Exercise material:
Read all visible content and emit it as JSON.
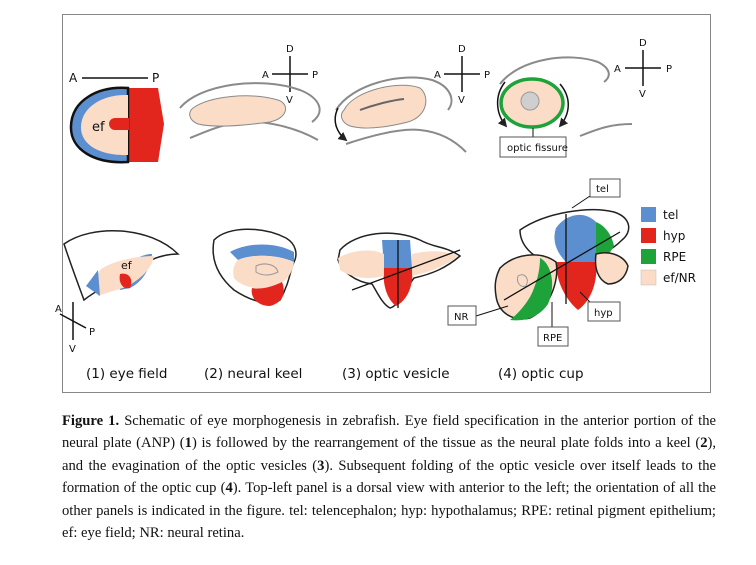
{
  "axes": {
    "A": "A",
    "P": "P",
    "D": "D",
    "V": "V"
  },
  "labels": {
    "ef_top": "ef",
    "ef_small": "ef",
    "optic_fissure": "optic fissure",
    "tel_box": "tel",
    "nr_box": "NR",
    "rpe_box": "RPE",
    "hyp_box": "hyp"
  },
  "legend": [
    {
      "label": "tel",
      "color": "#5b8fd0"
    },
    {
      "label": "hyp",
      "color": "#e3261d"
    },
    {
      "label": "RPE",
      "color": "#1ea23a"
    },
    {
      "label": "ef/NR",
      "color": "#fbdcc6"
    }
  ],
  "stages": [
    {
      "label": "(1) eye field"
    },
    {
      "label": "(2) neural keel"
    },
    {
      "label": "(3) optic vesicle"
    },
    {
      "label": "(4) optic cup"
    }
  ],
  "caption": {
    "figure_label": "Figure 1.",
    "text_1": " Schematic of eye morphogenesis in zebrafish. Eye field specification in the anterior portion of the neural plate (ANP) (",
    "ref_1": "1",
    "text_2": ") is followed by the rearrangement of the tissue as the neural plate folds into a keel (",
    "ref_2": "2",
    "text_3": "), and the evagination of the optic vesicles (",
    "ref_3": "3",
    "text_4": "). Subsequent folding of the optic vesicle over itself leads to the formation of the optic cup (",
    "ref_4": "4",
    "text_5": "). Top-left panel is a dorsal view with anterior to the left; the orientation of all the other panels is indicated in the figure. tel: telencephalon; hyp: hypothalamus; RPE: retinal pigment epithelium; ef: eye field; NR: neural retina."
  },
  "colors": {
    "tel": "#5b8fd0",
    "hyp": "#e3261d",
    "rpe": "#1ea23a",
    "ef": "#fbdcc6",
    "outline": "#222222",
    "gray_outline": "#8a8a8a"
  }
}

Your goal:
Go through the listing and restate each line word for word, leaving out the pictures.

Problem solution:
Read all visible content and emit it as JSON.
{
  "axes": {
    "A": "A",
    "P": "P",
    "D": "D",
    "V": "V"
  },
  "labels": {
    "ef_top": "ef",
    "ef_small": "ef",
    "optic_fissure": "optic fissure",
    "tel_box": "tel",
    "nr_box": "NR",
    "rpe_box": "RPE",
    "hyp_box": "hyp"
  },
  "legend": [
    {
      "label": "tel",
      "color": "#5b8fd0"
    },
    {
      "label": "hyp",
      "color": "#e3261d"
    },
    {
      "label": "RPE",
      "color": "#1ea23a"
    },
    {
      "label": "ef/NR",
      "color": "#fbdcc6"
    }
  ],
  "stages": [
    {
      "label": "(1) eye field"
    },
    {
      "label": "(2) neural keel"
    },
    {
      "label": "(3) optic vesicle"
    },
    {
      "label": "(4) optic cup"
    }
  ],
  "caption": {
    "figure_label": "Figure 1.",
    "text_1": " Schematic of eye morphogenesis in zebrafish. Eye field specification in the anterior portion of the neural plate (ANP) (",
    "ref_1": "1",
    "text_2": ") is followed by the rearrangement of the tissue as the neural plate folds into a keel (",
    "ref_2": "2",
    "text_3": "), and the evagination of the optic vesicles (",
    "ref_3": "3",
    "text_4": "). Subsequent folding of the optic vesicle over itself leads to the formation of the optic cup (",
    "ref_4": "4",
    "text_5": "). Top-left panel is a dorsal view with anterior to the left; the orientation of all the other panels is indicated in the figure. tel: telencephalon; hyp: hypothalamus; RPE: retinal pigment epithelium; ef: eye field; NR: neural retina."
  },
  "colors": {
    "tel": "#5b8fd0",
    "hyp": "#e3261d",
    "rpe": "#1ea23a",
    "ef": "#fbdcc6",
    "outline": "#222222",
    "gray_outline": "#8a8a8a"
  }
}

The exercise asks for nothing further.